Trecho do texto →
--
Evento no Sambódromo reuniu tradição, espiritualidade e espetáculo em uma celebração inédita

FOTOS: Jeiza Russo/Divulgação
A terceira edição do Bar do Boi 2026 transformou o Sambódromo de Manaus em um verdadeiro território de ancestralidade, emoção e celebração cultural. Com o tema ‘Misticismo e Revolução’, a noite ficou marcada pelo encontro inédito de três gerações de pajés do Boi Caprichoso, reunindo no mesmo palco Waldir Santana, Neto Simões e Erick Beltrão.
Diante de um público azul e branco que lotou o espaço, cantando e dançando do início ao fim, com muitas toadas antológicas, o espetáculo foi além da música e da performance, trouxe à arena elementos espirituais, simbólicos e históricos que reforçam o papel do pajé como um dos itens mais emblemáticos do Festival de Parintins.
“É uma emoção enorme. Eu me sinto como se estivesse fazendo tudo de novo pela primeira vez. O pajé, hoje, está mais aberto, mas no início não era fácil. A gente construiu esse caminho. Eu sou cultura, sou poesia, sou movimento”, afirmou Waldir Santana, ao relembrar a trajetória e a construção do item ao longo de três décadas defendendo o item 12 no Festival de Parintins.


FOTOS: Jeiza Russo/Divulgação
A dimensão espiritual também marcou a preparação dos artistas antes de subirem ao palco. “Eu peço permissão aos espíritos da floresta para que tudo dê certo. A gente representa algo muito forte dentro da questão xamânica, então precisa dessa conexão”, destacou Netto Simões.
“É uma forma de valorização dos artistas e da nossa história. Dividir o palco com essas gerações é muito especial e essa noite vai ficar marcada”, disse Erick Beltrão.
Além do encontro dos pajés, o evento contou com apresentações musicais que embalaram o público ao longo da madrugada, com nomes como Ornello Reis, Júlio Persil, Márcio do Boi, Edmundo Oran, Diego Brelaz e Paulinho Viana. A Marujada de Guerra, Raça Azul e o Corpo de Dança Caprichoso também reforçaram o espetáculo com energia e identidade.
--
[Dados de compreensão de documentos]
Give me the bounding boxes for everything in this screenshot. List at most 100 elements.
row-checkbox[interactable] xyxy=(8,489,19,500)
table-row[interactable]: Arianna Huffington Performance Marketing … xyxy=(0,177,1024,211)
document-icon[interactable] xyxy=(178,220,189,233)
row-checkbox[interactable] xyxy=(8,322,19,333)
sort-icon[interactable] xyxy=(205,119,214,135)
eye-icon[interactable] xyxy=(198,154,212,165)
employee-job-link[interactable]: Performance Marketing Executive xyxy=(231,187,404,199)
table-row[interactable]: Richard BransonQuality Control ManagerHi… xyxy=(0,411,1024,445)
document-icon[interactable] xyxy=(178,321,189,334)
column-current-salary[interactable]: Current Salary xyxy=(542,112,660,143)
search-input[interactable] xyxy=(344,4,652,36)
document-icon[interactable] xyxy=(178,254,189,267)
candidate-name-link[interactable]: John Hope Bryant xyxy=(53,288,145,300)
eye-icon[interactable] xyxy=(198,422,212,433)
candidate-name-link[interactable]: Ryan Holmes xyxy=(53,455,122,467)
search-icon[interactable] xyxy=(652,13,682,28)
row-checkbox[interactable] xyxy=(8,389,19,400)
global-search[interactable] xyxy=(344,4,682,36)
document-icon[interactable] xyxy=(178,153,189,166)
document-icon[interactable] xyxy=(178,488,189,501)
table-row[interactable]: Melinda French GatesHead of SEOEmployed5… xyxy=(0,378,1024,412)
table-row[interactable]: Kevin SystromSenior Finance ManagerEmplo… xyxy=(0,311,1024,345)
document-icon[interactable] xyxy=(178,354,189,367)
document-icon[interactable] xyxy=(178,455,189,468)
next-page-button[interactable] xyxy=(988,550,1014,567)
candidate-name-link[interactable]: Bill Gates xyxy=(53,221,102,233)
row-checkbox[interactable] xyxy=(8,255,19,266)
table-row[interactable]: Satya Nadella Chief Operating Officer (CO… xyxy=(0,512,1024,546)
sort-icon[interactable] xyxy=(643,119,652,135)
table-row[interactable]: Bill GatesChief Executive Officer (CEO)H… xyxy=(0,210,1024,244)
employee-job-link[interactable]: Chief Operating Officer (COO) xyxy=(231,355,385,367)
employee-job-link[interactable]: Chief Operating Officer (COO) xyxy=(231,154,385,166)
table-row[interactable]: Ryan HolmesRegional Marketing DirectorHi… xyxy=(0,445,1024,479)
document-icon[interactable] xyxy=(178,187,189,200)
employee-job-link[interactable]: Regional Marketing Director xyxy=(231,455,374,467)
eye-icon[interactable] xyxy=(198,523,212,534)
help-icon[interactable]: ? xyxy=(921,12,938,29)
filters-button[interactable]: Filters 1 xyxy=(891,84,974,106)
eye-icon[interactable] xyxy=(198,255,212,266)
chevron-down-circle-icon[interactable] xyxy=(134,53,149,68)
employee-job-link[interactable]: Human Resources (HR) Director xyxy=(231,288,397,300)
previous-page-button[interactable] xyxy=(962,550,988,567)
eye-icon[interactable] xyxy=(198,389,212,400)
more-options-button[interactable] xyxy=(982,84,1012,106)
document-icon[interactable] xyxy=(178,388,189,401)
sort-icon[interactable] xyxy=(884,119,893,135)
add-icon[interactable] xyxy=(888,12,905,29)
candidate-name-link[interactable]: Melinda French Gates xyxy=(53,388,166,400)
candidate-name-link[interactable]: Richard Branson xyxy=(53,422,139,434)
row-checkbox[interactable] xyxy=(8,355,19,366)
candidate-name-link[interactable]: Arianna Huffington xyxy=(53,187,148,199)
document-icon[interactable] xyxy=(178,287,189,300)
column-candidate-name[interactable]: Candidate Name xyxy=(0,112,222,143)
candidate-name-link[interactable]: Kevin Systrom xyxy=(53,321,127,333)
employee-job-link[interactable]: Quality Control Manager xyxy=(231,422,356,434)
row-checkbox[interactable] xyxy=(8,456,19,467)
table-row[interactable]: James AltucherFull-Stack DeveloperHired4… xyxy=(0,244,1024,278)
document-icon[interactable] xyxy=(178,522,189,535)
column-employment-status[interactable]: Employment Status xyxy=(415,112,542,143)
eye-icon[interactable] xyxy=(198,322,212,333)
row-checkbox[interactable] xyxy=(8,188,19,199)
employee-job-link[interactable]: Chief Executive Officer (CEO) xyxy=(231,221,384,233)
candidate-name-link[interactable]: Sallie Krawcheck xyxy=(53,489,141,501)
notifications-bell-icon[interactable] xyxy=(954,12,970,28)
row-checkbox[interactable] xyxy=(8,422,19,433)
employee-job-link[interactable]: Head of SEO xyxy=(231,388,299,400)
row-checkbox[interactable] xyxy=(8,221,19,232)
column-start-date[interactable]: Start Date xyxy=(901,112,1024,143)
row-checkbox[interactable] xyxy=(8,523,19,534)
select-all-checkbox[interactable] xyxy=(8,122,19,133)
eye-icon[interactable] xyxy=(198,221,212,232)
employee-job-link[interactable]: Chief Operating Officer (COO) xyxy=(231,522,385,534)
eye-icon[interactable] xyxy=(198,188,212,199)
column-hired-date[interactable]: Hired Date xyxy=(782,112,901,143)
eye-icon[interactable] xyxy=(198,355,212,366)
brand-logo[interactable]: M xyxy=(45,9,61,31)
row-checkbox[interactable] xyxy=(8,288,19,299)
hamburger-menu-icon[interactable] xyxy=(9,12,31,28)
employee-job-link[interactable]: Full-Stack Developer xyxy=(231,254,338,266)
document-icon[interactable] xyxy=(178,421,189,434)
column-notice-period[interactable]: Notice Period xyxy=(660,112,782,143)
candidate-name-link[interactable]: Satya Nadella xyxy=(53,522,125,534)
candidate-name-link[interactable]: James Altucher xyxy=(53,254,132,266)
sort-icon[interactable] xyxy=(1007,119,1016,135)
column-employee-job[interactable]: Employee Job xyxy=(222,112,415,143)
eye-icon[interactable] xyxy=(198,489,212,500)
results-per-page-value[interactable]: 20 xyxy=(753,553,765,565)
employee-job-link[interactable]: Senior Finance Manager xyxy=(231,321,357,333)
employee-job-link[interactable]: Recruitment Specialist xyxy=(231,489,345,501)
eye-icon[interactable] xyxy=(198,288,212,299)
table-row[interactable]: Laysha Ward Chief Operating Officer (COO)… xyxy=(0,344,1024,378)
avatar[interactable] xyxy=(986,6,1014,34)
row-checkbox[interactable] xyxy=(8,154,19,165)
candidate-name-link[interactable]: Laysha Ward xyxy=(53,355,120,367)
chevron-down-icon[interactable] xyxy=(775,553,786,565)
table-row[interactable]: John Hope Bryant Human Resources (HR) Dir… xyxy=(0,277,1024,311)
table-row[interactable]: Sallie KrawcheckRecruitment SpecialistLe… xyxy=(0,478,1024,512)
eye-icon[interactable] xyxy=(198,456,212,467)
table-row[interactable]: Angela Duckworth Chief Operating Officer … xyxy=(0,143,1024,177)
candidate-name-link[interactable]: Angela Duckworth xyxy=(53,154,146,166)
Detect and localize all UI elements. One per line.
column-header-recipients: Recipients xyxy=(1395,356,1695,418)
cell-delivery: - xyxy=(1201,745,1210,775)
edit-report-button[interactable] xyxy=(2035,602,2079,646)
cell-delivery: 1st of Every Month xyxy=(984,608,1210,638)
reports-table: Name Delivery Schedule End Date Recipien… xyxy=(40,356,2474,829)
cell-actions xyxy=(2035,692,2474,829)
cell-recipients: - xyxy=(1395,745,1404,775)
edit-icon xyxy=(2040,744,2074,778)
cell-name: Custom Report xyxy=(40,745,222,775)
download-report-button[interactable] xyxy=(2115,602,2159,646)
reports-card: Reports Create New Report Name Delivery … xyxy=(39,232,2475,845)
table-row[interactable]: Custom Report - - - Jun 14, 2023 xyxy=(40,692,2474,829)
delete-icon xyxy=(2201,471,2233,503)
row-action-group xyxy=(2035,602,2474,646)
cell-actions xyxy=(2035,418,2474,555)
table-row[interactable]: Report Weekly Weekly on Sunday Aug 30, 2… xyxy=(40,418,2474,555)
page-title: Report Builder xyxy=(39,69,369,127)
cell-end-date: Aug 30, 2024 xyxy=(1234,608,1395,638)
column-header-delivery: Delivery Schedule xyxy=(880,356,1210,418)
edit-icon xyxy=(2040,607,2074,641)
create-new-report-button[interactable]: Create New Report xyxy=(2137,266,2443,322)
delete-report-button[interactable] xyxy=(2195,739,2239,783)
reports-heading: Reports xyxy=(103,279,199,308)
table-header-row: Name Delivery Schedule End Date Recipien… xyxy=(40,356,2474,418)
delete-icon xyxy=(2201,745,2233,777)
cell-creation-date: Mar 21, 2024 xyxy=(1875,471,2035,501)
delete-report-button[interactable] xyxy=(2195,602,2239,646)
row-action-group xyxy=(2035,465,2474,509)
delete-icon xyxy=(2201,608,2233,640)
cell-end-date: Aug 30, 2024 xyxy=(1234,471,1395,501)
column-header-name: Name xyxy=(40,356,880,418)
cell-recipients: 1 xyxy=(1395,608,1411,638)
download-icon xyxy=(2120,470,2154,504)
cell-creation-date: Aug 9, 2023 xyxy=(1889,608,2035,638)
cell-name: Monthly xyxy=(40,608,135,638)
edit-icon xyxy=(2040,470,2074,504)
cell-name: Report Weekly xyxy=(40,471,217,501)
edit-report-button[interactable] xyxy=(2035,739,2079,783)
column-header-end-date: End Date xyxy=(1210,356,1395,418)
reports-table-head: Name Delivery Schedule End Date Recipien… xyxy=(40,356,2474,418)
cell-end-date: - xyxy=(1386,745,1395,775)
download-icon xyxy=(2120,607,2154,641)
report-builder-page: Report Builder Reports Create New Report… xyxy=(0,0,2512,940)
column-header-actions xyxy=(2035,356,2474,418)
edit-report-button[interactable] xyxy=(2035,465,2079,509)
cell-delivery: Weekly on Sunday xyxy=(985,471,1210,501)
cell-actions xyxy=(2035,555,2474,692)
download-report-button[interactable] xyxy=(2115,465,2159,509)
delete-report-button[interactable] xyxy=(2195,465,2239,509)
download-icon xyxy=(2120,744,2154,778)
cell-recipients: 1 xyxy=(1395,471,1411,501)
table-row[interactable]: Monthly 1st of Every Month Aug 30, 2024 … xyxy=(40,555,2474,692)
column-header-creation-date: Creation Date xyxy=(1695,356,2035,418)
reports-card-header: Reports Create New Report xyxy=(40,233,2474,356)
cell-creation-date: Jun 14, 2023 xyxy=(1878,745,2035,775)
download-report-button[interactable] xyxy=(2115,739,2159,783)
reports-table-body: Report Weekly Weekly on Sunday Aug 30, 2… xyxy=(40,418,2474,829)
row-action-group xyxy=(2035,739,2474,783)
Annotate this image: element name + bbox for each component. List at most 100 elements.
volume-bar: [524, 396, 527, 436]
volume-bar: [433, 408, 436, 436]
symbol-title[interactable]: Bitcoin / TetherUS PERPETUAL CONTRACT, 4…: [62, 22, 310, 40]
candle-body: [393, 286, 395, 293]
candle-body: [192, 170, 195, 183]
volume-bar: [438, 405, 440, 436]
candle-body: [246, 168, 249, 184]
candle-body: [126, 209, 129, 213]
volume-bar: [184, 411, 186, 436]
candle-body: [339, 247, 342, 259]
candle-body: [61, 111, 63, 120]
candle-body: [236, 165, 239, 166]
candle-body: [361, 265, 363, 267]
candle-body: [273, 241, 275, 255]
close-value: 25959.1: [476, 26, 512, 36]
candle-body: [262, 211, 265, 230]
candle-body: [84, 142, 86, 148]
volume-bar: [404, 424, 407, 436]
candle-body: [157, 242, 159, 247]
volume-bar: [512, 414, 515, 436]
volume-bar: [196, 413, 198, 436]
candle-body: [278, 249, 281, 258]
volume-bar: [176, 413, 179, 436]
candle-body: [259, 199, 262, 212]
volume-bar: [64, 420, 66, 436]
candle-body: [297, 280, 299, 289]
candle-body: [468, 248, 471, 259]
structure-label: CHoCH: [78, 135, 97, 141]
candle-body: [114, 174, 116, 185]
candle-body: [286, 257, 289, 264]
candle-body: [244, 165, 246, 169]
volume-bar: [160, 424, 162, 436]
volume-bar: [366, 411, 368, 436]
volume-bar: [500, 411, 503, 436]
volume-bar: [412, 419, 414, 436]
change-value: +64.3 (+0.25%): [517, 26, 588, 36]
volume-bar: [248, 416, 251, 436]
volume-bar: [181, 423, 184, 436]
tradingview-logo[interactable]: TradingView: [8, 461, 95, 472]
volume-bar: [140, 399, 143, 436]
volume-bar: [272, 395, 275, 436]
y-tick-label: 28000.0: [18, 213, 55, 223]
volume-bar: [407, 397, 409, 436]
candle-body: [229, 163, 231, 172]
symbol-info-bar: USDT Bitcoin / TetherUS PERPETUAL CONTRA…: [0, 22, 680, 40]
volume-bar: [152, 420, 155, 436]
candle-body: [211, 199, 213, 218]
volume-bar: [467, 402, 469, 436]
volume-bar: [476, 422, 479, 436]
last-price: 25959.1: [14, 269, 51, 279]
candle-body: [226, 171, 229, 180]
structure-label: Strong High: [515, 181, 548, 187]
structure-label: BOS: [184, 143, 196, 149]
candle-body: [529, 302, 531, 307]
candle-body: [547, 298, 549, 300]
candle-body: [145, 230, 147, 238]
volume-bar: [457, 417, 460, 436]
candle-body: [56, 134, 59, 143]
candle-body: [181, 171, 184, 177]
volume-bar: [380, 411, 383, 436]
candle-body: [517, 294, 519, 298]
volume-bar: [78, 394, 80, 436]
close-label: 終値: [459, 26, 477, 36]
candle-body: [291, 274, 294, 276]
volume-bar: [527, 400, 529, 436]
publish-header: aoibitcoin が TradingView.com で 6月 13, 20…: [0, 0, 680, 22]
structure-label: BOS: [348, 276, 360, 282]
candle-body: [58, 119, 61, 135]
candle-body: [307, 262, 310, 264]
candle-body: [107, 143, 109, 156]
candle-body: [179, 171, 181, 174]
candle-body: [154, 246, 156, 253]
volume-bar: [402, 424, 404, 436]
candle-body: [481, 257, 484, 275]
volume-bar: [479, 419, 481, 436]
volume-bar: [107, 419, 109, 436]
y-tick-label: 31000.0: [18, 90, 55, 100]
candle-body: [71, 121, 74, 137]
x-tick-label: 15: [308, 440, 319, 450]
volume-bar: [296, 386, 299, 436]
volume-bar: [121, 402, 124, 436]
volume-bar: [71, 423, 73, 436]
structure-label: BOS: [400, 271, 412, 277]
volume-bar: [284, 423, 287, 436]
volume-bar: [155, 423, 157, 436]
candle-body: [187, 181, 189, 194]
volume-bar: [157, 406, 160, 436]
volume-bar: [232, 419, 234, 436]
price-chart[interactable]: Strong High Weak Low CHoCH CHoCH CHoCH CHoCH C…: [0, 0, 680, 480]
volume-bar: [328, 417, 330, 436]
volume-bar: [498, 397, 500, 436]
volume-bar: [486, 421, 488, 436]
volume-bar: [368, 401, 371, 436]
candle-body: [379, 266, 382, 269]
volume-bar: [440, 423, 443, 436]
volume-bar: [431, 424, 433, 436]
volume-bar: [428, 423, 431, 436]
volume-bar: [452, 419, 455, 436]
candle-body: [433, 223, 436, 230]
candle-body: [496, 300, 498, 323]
--
Instrução de trabalho → Edite o trecho do texto sobre o Bar do Boi que vai de "Além do encontro" até "energia e identidade.", substituindo "madrugada" por "noite". As linhas não têm nenhuma relação com o texto.

Resposta →
Além do encontro dos pajés, o evento contou com apresentações musicais que embalaram o público ao longo da noite, com nomes como Ornello Reis, Júlio Persil, Márcio do Boi, Edmundo Oran, Diego Brelaz e Paulinho Viana. A Marujada de Guerra, Raça Azul e o Corpo de Dança Caprichoso também reforçaram o espetáculo com energia e identidade.